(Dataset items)
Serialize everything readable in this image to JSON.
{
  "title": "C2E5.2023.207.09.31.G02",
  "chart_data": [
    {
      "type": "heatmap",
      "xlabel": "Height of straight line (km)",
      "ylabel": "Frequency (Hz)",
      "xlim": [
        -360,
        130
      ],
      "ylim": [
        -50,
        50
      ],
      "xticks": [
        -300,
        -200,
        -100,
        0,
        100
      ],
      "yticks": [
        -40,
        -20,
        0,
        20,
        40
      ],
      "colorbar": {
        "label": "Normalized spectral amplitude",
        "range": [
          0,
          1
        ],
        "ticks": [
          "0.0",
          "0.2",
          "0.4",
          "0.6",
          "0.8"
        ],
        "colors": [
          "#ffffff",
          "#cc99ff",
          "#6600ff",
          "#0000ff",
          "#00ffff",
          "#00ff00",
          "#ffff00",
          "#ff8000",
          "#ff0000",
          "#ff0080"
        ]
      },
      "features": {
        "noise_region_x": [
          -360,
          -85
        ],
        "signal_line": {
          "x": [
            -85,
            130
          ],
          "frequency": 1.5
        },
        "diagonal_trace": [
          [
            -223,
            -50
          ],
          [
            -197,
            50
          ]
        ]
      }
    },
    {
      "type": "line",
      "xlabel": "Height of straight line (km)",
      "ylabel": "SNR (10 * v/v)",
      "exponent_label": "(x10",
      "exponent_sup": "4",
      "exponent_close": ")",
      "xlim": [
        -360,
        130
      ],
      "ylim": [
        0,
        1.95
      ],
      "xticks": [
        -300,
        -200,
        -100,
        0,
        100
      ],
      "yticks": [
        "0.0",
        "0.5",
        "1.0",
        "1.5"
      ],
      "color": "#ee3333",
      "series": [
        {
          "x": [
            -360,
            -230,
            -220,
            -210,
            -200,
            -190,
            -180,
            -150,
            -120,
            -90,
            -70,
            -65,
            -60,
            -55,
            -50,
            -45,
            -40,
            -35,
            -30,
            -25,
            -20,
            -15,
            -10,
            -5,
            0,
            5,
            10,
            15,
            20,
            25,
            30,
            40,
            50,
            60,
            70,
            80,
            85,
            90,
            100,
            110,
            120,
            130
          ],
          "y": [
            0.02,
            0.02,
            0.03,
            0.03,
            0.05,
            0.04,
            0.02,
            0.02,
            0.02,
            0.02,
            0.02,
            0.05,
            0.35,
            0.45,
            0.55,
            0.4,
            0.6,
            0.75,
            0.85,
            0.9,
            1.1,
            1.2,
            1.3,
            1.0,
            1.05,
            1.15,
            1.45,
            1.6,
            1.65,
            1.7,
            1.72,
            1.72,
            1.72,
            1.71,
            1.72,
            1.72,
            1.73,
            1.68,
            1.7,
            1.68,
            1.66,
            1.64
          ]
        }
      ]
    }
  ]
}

| GOAL |
Output all of the material exactly as written.

| ANSWER FOR THIS EXERCISE |
Serialize everything readable in this image to JSON.
{
  "title": "C2E5.2023.207.09.31.G02",
  "chart_data": [
    {
      "type": "heatmap",
      "xlabel": "Height of straight line (km)",
      "ylabel": "Frequency (Hz)",
      "xlim": [
        -360,
        130
      ],
      "ylim": [
        -50,
        50
      ],
      "xticks": [
        -300,
        -200,
        -100,
        0,
        100
      ],
      "yticks": [
        -40,
        -20,
        0,
        20,
        40
      ],
      "colorbar": {
        "label": "Normalized spectral amplitude",
        "range": [
          0,
          1
        ],
        "ticks": [
          "0.0",
          "0.2",
          "0.4",
          "0.6",
          "0.8"
        ],
        "colors": [
          "#ffffff",
          "#cc99ff",
          "#6600ff",
          "#0000ff",
          "#00ffff",
          "#00ff00",
          "#ffff00",
          "#ff8000",
          "#ff0000",
          "#ff0080"
        ]
      },
      "features": {
        "noise_region_x": [
          -360,
          -85
        ],
        "signal_line": {
          "x": [
            -85,
            130
          ],
          "frequency": 1.5
        },
        "diagonal_trace": [
          [
            -223,
            -50
          ],
          [
            -197,
            50
          ]
        ]
      }
    },
    {
      "type": "line",
      "xlabel": "Height of straight line (km)",
      "ylabel": "SNR (10 * v/v)",
      "exponent_label": "(x10",
      "exponent_sup": "4",
      "exponent_close": ")",
      "xlim": [
        -360,
        130
      ],
      "ylim": [
        0,
        1.95
      ],
      "xticks": [
        -300,
        -200,
        -100,
        0,
        100
      ],
      "yticks": [
        "0.0",
        "0.5",
        "1.0",
        "1.5"
      ],
      "color": "#ee3333",
      "series": [
        {
          "x": [
            -360,
            -230,
            -220,
            -210,
            -200,
            -190,
            -180,
            -150,
            -120,
            -90,
            -70,
            -65,
            -60,
            -55,
            -50,
            -45,
            -40,
            -35,
            -30,
            -25,
            -20,
            -15,
            -10,
            -5,
            0,
            5,
            10,
            15,
            20,
            25,
            30,
            40,
            50,
            60,
            70,
            80,
            85,
            90,
            100,
            110,
            120,
            130
          ],
          "y": [
            0.02,
            0.02,
            0.03,
            0.03,
            0.05,
            0.04,
            0.02,
            0.02,
            0.02,
            0.02,
            0.02,
            0.05,
            0.35,
            0.45,
            0.55,
            0.4,
            0.6,
            0.75,
            0.85,
            0.9,
            1.1,
            1.2,
            1.3,
            1.0,
            1.05,
            1.15,
            1.45,
            1.6,
            1.65,
            1.7,
            1.72,
            1.72,
            1.72,
            1.71,
            1.72,
            1.72,
            1.73,
            1.68,
            1.7,
            1.68,
            1.66,
            1.64
          ]
        }
      ]
    }
  ]
}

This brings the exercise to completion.